• _RECORD LIST_:
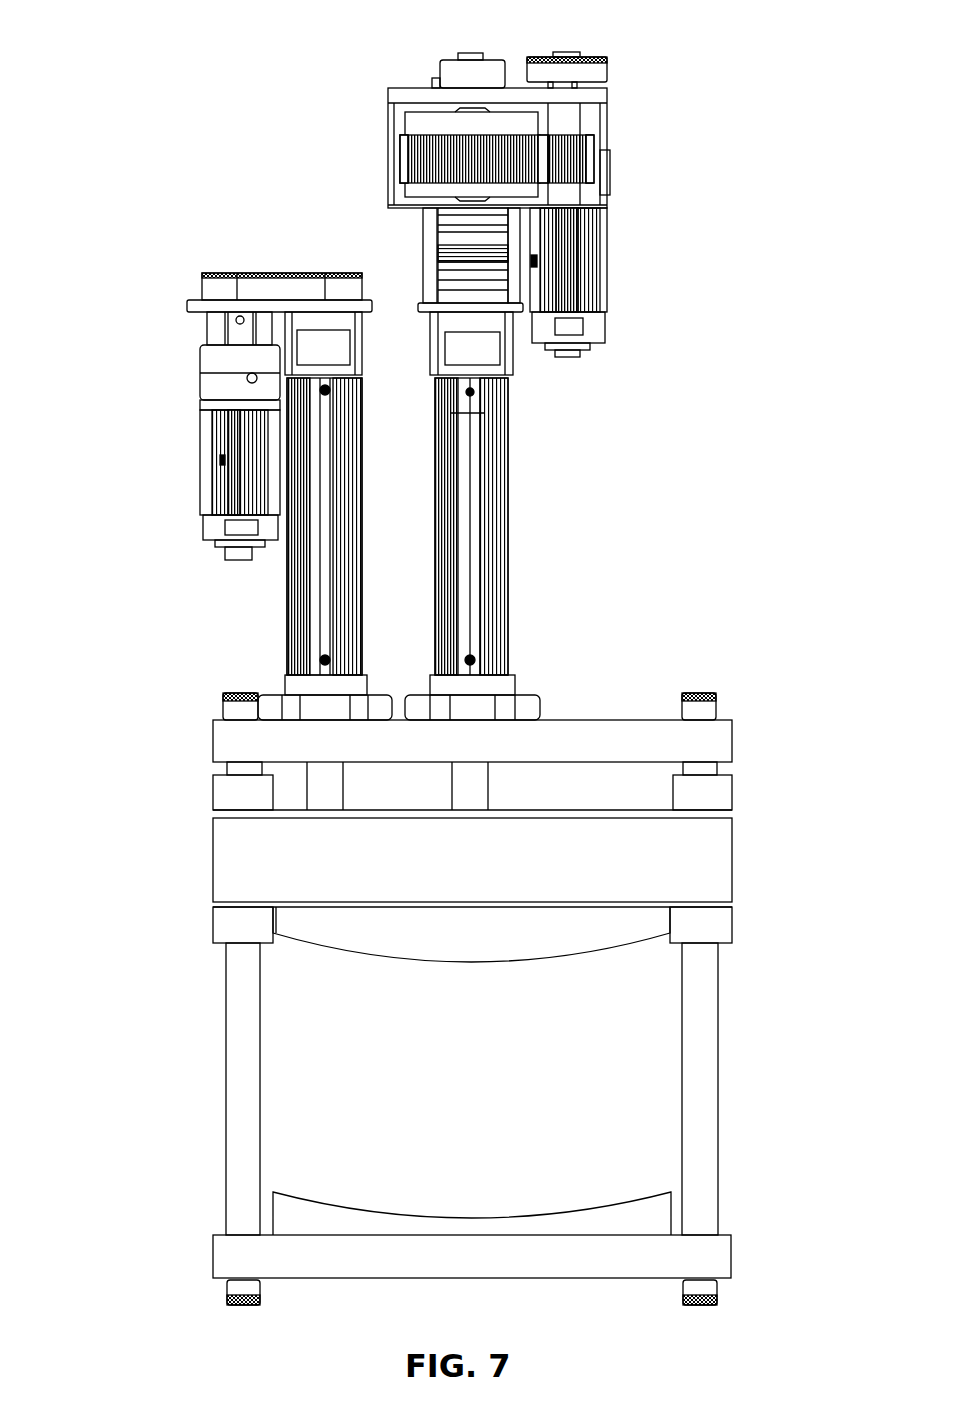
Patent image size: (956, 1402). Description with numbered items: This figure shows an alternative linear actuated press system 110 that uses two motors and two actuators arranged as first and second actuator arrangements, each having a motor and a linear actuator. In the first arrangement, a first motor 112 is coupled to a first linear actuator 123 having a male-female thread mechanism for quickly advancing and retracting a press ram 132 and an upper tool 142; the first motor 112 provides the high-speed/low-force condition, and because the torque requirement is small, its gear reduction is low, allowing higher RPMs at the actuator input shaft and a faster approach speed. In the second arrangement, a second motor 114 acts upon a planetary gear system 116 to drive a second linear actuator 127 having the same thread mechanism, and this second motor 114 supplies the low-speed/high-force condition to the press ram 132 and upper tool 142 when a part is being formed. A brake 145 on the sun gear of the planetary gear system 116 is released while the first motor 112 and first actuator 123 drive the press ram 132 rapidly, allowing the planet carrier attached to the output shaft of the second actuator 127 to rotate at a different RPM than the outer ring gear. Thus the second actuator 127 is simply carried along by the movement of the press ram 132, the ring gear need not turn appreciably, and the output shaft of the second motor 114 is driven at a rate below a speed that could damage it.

--

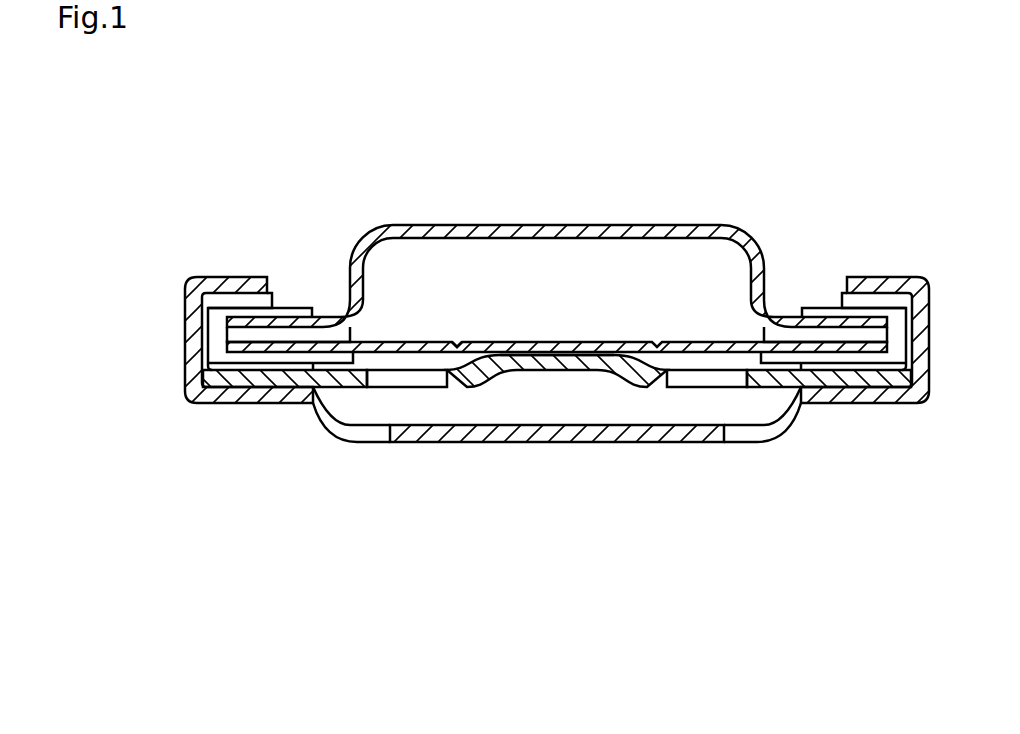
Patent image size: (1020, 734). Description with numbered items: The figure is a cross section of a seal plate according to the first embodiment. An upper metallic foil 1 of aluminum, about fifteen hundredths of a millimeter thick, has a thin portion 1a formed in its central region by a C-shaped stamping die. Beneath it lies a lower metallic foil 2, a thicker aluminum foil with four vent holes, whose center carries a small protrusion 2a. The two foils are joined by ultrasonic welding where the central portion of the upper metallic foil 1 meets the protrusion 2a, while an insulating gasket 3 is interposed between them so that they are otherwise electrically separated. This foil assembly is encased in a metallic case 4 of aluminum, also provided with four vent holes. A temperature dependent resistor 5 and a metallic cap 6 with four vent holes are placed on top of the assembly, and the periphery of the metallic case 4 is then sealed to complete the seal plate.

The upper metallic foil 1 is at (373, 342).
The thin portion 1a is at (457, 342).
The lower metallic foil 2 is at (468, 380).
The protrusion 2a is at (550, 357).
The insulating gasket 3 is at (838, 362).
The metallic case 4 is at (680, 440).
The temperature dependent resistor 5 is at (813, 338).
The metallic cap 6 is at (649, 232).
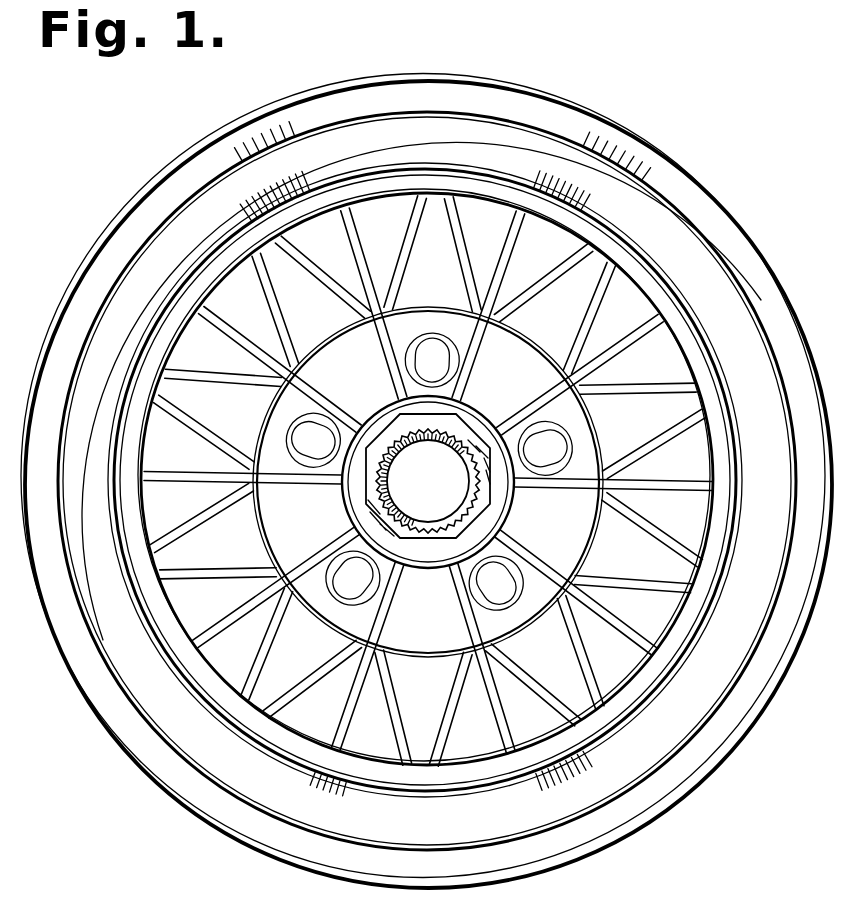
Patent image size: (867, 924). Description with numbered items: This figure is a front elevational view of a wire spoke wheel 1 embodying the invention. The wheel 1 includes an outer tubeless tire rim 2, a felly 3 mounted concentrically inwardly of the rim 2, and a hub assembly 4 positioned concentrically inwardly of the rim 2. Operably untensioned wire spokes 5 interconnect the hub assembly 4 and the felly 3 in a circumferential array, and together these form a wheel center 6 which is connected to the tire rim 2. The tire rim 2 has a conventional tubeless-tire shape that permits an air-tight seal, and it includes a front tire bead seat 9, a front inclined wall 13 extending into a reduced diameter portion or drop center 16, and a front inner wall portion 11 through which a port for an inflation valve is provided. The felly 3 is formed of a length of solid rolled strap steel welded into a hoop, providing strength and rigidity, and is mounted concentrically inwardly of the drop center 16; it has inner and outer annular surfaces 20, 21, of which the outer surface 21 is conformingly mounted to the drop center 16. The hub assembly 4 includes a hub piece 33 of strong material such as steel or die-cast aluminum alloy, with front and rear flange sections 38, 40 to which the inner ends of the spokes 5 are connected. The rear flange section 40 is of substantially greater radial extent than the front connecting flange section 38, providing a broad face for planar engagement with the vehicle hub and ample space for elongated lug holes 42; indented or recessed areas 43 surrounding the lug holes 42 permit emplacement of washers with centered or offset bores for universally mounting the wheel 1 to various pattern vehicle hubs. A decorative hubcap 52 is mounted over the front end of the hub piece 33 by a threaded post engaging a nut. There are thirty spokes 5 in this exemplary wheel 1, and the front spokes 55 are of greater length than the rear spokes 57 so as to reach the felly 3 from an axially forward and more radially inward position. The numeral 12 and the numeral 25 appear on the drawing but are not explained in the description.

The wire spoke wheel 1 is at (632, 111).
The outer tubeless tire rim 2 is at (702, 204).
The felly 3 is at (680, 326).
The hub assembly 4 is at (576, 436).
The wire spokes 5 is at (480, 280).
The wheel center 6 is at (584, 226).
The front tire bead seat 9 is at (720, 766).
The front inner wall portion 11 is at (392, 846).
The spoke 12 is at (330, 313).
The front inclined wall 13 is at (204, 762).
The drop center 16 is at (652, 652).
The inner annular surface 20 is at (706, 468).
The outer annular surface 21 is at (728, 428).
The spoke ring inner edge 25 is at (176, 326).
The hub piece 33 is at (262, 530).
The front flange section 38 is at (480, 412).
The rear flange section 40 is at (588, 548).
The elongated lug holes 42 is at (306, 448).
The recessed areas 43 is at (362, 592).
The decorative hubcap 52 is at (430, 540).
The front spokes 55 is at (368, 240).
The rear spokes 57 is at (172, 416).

• _DO THIS_:
In the part of the material that opens with the line containing "Patent image size: (867, 924)." and closes with the line containing "The hub assembly 4 is at (576, 436).", substitute "incorporating" for "embodying" and write out those lines with nothing else changed.

• _PROBLEM SOLUTION_:
Patent image size: (867, 924). Description with numbered items: This figure is a front elevational view of a wire spoke wheel 1 incorporating the invention. The wheel 1 includes an outer tubeless tire rim 2, a felly 3 mounted concentrically inwardly of the rim 2, and a hub assembly 4 positioned concentrically inwardly of the rim 2. Operably untensioned wire spokes 5 interconnect the hub assembly 4 and the felly 3 in a circumferential array, and together these form a wheel center 6 which is connected to the tire rim 2. The tire rim 2 has a conventional tubeless-tire shape that permits an air-tight seal, and it includes a front tire bead seat 9, a front inclined wall 13 extending into a reduced diameter portion or drop center 16, and a front inner wall portion 11 through which a port for an inflation valve is provided. The felly 3 is formed of a length of solid rolled strap steel welded into a hoop, providing strength and rigidity, and is mounted concentrically inwardly of the drop center 16; it has inner and outer annular surfaces 20, 21, of which the outer surface 21 is conformingly mounted to the drop center 16. The hub assembly 4 includes a hub piece 33 of strong material such as steel or die-cast aluminum alloy, with front and rear flange sections 38, 40 to which the inner ends of the spokes 5 are connected. The rear flange section 40 is of substantially greater radial extent than the front connecting flange section 38, providing a broad face for planar engagement with the vehicle hub and ample space for elongated lug holes 42; indented or recessed areas 43 surrounding the lug holes 42 permit emplacement of washers with centered or offset bores for universally mounting the wheel 1 to various pattern vehicle hubs. A decorative hubcap 52 is mounted over the front end of the hub piece 33 by a threaded post engaging a nut. There are thirty spokes 5 in this exemplary wheel 1, and the front spokes 55 are of greater length than the rear spokes 57 so as to reach the felly 3 from an axially forward and more radially inward position. The numeral 12 and the numeral 25 appear on the drawing but are not explained in the description.

The wire spoke wheel 1 is at (632, 111).
The outer tubeless tire rim 2 is at (702, 204).
The felly 3 is at (680, 326).
The hub assembly 4 is at (576, 436).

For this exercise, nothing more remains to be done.